_TASK DIRECTIONS:_ Copy out each line of the items below word for word, without any changes.

_RECORDS FOR THE EXERCISE:_
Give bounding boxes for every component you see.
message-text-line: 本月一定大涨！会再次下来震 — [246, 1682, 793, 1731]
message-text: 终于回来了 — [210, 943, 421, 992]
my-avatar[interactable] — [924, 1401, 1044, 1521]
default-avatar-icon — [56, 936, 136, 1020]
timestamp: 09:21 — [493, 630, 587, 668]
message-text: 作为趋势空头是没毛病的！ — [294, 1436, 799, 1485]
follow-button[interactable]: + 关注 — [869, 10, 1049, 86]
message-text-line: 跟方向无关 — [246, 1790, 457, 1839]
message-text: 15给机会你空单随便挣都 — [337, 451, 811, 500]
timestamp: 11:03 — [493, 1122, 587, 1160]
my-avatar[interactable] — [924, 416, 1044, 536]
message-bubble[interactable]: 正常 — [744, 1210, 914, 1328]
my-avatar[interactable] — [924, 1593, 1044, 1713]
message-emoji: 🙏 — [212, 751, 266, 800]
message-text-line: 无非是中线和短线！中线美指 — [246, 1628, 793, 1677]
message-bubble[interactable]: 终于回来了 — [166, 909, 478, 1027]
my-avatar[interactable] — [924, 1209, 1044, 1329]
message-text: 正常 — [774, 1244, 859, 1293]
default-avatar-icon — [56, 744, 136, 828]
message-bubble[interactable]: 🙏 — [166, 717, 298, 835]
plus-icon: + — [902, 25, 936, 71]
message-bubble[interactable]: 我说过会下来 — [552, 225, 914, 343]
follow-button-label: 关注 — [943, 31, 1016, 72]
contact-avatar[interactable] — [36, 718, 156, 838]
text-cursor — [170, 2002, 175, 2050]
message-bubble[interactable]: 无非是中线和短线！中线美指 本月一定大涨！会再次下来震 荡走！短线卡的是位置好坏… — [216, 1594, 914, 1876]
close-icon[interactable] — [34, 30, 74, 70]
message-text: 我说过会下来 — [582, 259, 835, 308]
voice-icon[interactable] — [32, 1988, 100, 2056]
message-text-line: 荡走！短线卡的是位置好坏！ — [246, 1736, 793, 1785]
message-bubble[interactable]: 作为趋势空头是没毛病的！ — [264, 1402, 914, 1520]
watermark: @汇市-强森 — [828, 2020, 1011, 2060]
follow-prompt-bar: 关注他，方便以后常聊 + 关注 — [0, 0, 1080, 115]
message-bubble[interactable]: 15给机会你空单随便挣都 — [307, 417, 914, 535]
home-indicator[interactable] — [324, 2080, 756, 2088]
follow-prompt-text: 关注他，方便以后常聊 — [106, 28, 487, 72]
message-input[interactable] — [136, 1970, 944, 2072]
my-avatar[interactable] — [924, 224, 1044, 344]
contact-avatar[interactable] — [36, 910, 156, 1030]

_THE REPLY:_
Give bounding boxes for every component you see.
message-text-line: 本月一定大涨！会再次下来震 — [246, 1682, 793, 1731]
message-text: 终于回来了 — [210, 943, 421, 992]
my-avatar[interactable] — [924, 1401, 1044, 1521]
default-avatar-icon — [56, 936, 136, 1020]
timestamp: 09:21 — [493, 630, 587, 668]
message-text: 作为趋势空头是没毛病的！ — [294, 1436, 799, 1485]
follow-button[interactable]: + 关注 — [869, 10, 1049, 86]
message-text-line: 跟方向无关 — [246, 1790, 457, 1839]
message-text: 15给机会你空单随便挣都 — [337, 451, 811, 500]
timestamp: 11:03 — [493, 1122, 587, 1160]
my-avatar[interactable] — [924, 416, 1044, 536]
message-bubble[interactable]: 正常 — [744, 1210, 914, 1328]
my-avatar[interactable] — [924, 1593, 1044, 1713]
message-emoji: 🙏 — [212, 751, 266, 800]
message-text-line: 无非是中线和短线！中线美指 — [246, 1628, 793, 1677]
message-bubble[interactable]: 终于回来了 — [166, 909, 478, 1027]
my-avatar[interactable] — [924, 1209, 1044, 1329]
message-text: 正常 — [774, 1244, 859, 1293]
default-avatar-icon — [56, 744, 136, 828]
message-bubble[interactable]: 🙏 — [166, 717, 298, 835]
plus-icon: + — [902, 25, 936, 71]
message-bubble[interactable]: 我说过会下来 — [552, 225, 914, 343]
follow-button-label: 关注 — [943, 31, 1016, 72]
contact-avatar[interactable] — [36, 718, 156, 838]
text-cursor — [170, 2002, 175, 2050]
message-bubble[interactable]: 无非是中线和短线！中线美指 本月一定大涨！会再次下来震 荡走！短线卡的是位置好坏… — [216, 1594, 914, 1876]
close-icon[interactable] — [34, 30, 74, 70]
message-text: 我说过会下来 — [582, 259, 835, 308]
voice-icon[interactable] — [32, 1988, 100, 2056]
message-text-line: 荡走！短线卡的是位置好坏！ — [246, 1736, 793, 1785]
message-bubble[interactable]: 作为趋势空头是没毛病的！ — [264, 1402, 914, 1520]
watermark: @汇市-强森 — [828, 2020, 1011, 2060]
follow-prompt-bar: 关注他，方便以后常聊 + 关注 — [0, 0, 1080, 115]
message-bubble[interactable]: 15给机会你空单随便挣都 — [307, 417, 914, 535]
home-indicator[interactable] — [324, 2080, 756, 2088]
follow-prompt-text: 关注他，方便以后常聊 — [106, 28, 487, 72]
message-input[interactable] — [136, 1970, 944, 2072]
my-avatar[interactable] — [924, 224, 1044, 344]
contact-avatar[interactable] — [36, 910, 156, 1030]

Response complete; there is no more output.